#### Task description:
From the first entry to the last, repeat the listing exactly.

#### Material for this task:
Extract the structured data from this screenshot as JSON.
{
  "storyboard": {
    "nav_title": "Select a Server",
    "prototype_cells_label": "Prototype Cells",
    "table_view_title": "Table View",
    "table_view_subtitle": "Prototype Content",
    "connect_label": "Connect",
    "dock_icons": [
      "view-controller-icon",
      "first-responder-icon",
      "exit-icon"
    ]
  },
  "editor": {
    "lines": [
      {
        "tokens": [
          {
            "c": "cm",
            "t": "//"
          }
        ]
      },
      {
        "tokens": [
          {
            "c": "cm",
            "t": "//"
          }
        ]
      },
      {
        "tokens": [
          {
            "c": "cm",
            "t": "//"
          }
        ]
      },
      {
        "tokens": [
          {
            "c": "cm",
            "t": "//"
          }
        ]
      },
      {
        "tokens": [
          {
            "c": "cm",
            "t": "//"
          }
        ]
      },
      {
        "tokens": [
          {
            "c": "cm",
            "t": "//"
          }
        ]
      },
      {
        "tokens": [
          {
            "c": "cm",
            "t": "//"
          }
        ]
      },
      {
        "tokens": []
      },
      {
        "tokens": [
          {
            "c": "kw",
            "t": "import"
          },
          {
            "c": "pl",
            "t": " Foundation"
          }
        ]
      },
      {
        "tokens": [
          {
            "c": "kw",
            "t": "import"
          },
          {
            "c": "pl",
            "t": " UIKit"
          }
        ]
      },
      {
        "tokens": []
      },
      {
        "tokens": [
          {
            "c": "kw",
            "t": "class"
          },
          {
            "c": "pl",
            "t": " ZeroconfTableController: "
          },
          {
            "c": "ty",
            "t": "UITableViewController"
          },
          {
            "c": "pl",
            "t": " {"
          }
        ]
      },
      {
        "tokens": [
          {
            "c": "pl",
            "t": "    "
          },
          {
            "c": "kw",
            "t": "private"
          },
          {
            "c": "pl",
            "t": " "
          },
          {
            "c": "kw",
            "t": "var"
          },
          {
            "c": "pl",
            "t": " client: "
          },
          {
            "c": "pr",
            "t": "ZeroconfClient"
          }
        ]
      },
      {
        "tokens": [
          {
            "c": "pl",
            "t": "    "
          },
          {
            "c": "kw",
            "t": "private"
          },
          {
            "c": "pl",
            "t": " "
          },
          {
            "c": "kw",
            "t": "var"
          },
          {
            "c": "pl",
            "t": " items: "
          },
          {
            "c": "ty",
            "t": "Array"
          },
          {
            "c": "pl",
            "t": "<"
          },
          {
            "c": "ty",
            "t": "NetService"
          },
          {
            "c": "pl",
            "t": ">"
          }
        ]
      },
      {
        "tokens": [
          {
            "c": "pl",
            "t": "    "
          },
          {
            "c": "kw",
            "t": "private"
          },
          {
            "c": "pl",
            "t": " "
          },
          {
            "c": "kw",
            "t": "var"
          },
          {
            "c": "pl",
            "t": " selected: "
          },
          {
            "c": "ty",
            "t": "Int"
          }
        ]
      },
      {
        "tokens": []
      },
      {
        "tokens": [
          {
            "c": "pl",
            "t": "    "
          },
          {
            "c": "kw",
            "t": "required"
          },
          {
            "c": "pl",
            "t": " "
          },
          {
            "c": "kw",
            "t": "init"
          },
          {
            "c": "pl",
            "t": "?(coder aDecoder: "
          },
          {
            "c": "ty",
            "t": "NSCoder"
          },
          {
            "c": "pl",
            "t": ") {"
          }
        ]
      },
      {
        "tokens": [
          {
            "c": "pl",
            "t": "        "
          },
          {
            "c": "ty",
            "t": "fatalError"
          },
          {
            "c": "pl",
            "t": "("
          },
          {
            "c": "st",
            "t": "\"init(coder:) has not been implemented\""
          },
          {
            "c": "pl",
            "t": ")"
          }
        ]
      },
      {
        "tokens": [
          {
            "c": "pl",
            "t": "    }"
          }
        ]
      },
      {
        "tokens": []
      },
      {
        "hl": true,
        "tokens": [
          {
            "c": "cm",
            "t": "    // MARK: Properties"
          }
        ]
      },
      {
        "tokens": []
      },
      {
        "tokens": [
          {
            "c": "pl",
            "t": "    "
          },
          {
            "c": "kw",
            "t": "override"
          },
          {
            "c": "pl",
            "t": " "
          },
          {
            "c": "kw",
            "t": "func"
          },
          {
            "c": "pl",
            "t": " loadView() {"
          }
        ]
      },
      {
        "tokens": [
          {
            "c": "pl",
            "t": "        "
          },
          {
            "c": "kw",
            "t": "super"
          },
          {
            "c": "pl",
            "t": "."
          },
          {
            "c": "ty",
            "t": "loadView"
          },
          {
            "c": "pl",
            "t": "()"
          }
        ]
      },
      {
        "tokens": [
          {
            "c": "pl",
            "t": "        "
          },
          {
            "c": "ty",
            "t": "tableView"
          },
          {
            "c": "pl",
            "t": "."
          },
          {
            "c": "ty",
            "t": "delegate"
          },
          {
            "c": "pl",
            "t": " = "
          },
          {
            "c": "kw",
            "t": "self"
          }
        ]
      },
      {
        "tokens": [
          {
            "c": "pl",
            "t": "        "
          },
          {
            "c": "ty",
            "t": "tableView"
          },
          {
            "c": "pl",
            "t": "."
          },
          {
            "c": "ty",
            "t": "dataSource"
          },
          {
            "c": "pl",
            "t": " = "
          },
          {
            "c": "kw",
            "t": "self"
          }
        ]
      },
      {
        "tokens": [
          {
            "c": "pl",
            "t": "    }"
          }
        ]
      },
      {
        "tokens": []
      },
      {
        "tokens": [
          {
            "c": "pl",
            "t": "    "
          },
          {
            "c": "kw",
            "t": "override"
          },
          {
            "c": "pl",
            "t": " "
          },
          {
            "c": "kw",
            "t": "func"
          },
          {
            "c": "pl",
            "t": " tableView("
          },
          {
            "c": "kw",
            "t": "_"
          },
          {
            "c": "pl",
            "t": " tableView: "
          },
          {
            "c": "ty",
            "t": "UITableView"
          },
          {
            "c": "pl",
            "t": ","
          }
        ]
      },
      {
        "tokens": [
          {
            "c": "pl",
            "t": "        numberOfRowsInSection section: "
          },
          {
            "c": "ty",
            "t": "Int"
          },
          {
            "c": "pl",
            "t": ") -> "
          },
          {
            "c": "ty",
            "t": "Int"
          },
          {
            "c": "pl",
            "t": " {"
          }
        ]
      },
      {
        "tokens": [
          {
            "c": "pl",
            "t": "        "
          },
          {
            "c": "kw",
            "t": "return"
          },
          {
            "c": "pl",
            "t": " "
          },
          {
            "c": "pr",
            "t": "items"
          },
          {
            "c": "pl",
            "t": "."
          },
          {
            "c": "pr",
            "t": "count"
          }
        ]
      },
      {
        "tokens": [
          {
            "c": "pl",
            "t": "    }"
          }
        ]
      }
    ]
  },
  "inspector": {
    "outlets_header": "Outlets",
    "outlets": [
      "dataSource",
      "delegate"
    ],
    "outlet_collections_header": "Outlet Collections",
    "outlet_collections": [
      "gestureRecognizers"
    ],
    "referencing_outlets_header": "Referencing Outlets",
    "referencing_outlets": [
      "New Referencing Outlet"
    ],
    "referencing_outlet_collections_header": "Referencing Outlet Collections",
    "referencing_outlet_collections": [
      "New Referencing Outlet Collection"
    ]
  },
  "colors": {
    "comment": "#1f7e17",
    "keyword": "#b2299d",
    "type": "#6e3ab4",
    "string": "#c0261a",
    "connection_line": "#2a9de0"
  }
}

#### Output for this task:
Extract the structured data from this screenshot as JSON.
{
  "storyboard": {
    "nav_title": "Select a Server",
    "prototype_cells_label": "Prototype Cells",
    "table_view_title": "Table View",
    "table_view_subtitle": "Prototype Content",
    "connect_label": "Connect",
    "dock_icons": [
      "view-controller-icon",
      "first-responder-icon",
      "exit-icon"
    ]
  },
  "editor": {
    "lines": [
      {
        "tokens": [
          {
            "c": "cm",
            "t": "//"
          }
        ]
      },
      {
        "tokens": [
          {
            "c": "cm",
            "t": "//"
          }
        ]
      },
      {
        "tokens": [
          {
            "c": "cm",
            "t": "//"
          }
        ]
      },
      {
        "tokens": [
          {
            "c": "cm",
            "t": "//"
          }
        ]
      },
      {
        "tokens": [
          {
            "c": "cm",
            "t": "//"
          }
        ]
      },
      {
        "tokens": [
          {
            "c": "cm",
            "t": "//"
          }
        ]
      },
      {
        "tokens": [
          {
            "c": "cm",
            "t": "//"
          }
        ]
      },
      {
        "tokens": []
      },
      {
        "tokens": [
          {
            "c": "kw",
            "t": "import"
          },
          {
            "c": "pl",
            "t": " Foundation"
          }
        ]
      },
      {
        "tokens": [
          {
            "c": "kw",
            "t": "import"
          },
          {
            "c": "pl",
            "t": " UIKit"
          }
        ]
      },
      {
        "tokens": []
      },
      {
        "tokens": [
          {
            "c": "kw",
            "t": "class"
          },
          {
            "c": "pl",
            "t": " ZeroconfTableController: "
          },
          {
            "c": "ty",
            "t": "UITableViewController"
          },
          {
            "c": "pl",
            "t": " {"
          }
        ]
      },
      {
        "tokens": [
          {
            "c": "pl",
            "t": "    "
          },
          {
            "c": "kw",
            "t": "private"
          },
          {
            "c": "pl",
            "t": " "
          },
          {
            "c": "kw",
            "t": "var"
          },
          {
            "c": "pl",
            "t": " client: "
          },
          {
            "c": "pr",
            "t": "ZeroconfClient"
          }
        ]
      },
      {
        "tokens": [
          {
            "c": "pl",
            "t": "    "
          },
          {
            "c": "kw",
            "t": "private"
          },
          {
            "c": "pl",
            "t": " "
          },
          {
            "c": "kw",
            "t": "var"
          },
          {
            "c": "pl",
            "t": " items: "
          },
          {
            "c": "ty",
            "t": "Array"
          },
          {
            "c": "pl",
            "t": "<"
          },
          {
            "c": "ty",
            "t": "NetService"
          },
          {
            "c": "pl",
            "t": ">"
          }
        ]
      },
      {
        "tokens": [
          {
            "c": "pl",
            "t": "    "
          },
          {
            "c": "kw",
            "t": "private"
          },
          {
            "c": "pl",
            "t": " "
          },
          {
            "c": "kw",
            "t": "var"
          },
          {
            "c": "pl",
            "t": " selected: "
          },
          {
            "c": "ty",
            "t": "Int"
          }
        ]
      },
      {
        "tokens": []
      },
      {
        "tokens": [
          {
            "c": "pl",
            "t": "    "
          },
          {
            "c": "kw",
            "t": "required"
          },
          {
            "c": "pl",
            "t": " "
          },
          {
            "c": "kw",
            "t": "init"
          },
          {
            "c": "pl",
            "t": "?(coder aDecoder: "
          },
          {
            "c": "ty",
            "t": "NSCoder"
          },
          {
            "c": "pl",
            "t": ") {"
          }
        ]
      },
      {
        "tokens": [
          {
            "c": "pl",
            "t": "        "
          },
          {
            "c": "ty",
            "t": "fatalError"
          },
          {
            "c": "pl",
            "t": "("
          },
          {
            "c": "st",
            "t": "\"init(coder:) has not been implemented\""
          },
          {
            "c": "pl",
            "t": ")"
          }
        ]
      },
      {
        "tokens": [
          {
            "c": "pl",
            "t": "    }"
          }
        ]
      },
      {
        "tokens": []
      },
      {
        "hl": true,
        "tokens": [
          {
            "c": "cm",
            "t": "    // MARK: Properties"
          }
        ]
      },
      {
        "tokens": []
      },
      {
        "tokens": [
          {
            "c": "pl",
            "t": "    "
          },
          {
            "c": "kw",
            "t": "override"
          },
          {
            "c": "pl",
            "t": " "
          },
          {
            "c": "kw",
            "t": "func"
          },
          {
            "c": "pl",
            "t": " loadView() {"
          }
        ]
      },
      {
        "tokens": [
          {
            "c": "pl",
            "t": "        "
          },
          {
            "c": "kw",
            "t": "super"
          },
          {
            "c": "pl",
            "t": "."
          },
          {
            "c": "ty",
            "t": "loadView"
          },
          {
            "c": "pl",
            "t": "()"
          }
        ]
      },
      {
        "tokens": [
          {
            "c": "pl",
            "t": "        "
          },
          {
            "c": "ty",
            "t": "tableView"
          },
          {
            "c": "pl",
            "t": "."
          },
          {
            "c": "ty",
            "t": "delegate"
          },
          {
            "c": "pl",
            "t": " = "
          },
          {
            "c": "kw",
            "t": "self"
          }
        ]
      },
      {
        "tokens": [
          {
            "c": "pl",
            "t": "        "
          },
          {
            "c": "ty",
            "t": "tableView"
          },
          {
            "c": "pl",
            "t": "."
          },
          {
            "c": "ty",
            "t": "dataSource"
          },
          {
            "c": "pl",
            "t": " = "
          },
          {
            "c": "kw",
            "t": "self"
          }
        ]
      },
      {
        "tokens": [
          {
            "c": "pl",
            "t": "    }"
          }
        ]
      },
      {
        "tokens": []
      },
      {
        "tokens": [
          {
            "c": "pl",
            "t": "    "
          },
          {
            "c": "kw",
            "t": "override"
          },
          {
            "c": "pl",
            "t": " "
          },
          {
            "c": "kw",
            "t": "func"
          },
          {
            "c": "pl",
            "t": " tableView("
          },
          {
            "c": "kw",
            "t": "_"
          },
          {
            "c": "pl",
            "t": " tableView: "
          },
          {
            "c": "ty",
            "t": "UITableView"
          },
          {
            "c": "pl",
            "t": ","
          }
        ]
      },
      {
        "tokens": [
          {
            "c": "pl",
            "t": "        numberOfRowsInSection section: "
          },
          {
            "c": "ty",
            "t": "Int"
          },
          {
            "c": "pl",
            "t": ") -> "
          },
          {
            "c": "ty",
            "t": "Int"
          },
          {
            "c": "pl",
            "t": " {"
          }
        ]
      },
      {
        "tokens": [
          {
            "c": "pl",
            "t": "        "
          },
          {
            "c": "kw",
            "t": "return"
          },
          {
            "c": "pl",
            "t": " "
          },
          {
            "c": "pr",
            "t": "items"
          },
          {
            "c": "pl",
            "t": "."
          },
          {
            "c": "pr",
            "t": "count"
          }
        ]
      },
      {
        "tokens": [
          {
            "c": "pl",
            "t": "    }"
          }
        ]
      }
    ]
  },
  "inspector": {
    "outlets_header": "Outlets",
    "outlets": [
      "dataSource",
      "delegate"
    ],
    "outlet_collections_header": "Outlet Collections",
    "outlet_collections": [
      "gestureRecognizers"
    ],
    "referencing_outlets_header": "Referencing Outlets",
    "referencing_outlets": [
      "New Referencing Outlet"
    ],
    "referencing_outlet_collections_header": "Referencing Outlet Collections",
    "referencing_outlet_collections": [
      "New Referencing Outlet Collection"
    ]
  },
  "colors": {
    "comment": "#1f7e17",
    "keyword": "#b2299d",
    "type": "#6e3ab4",
    "string": "#c0261a",
    "connection_line": "#2a9de0"
  }
}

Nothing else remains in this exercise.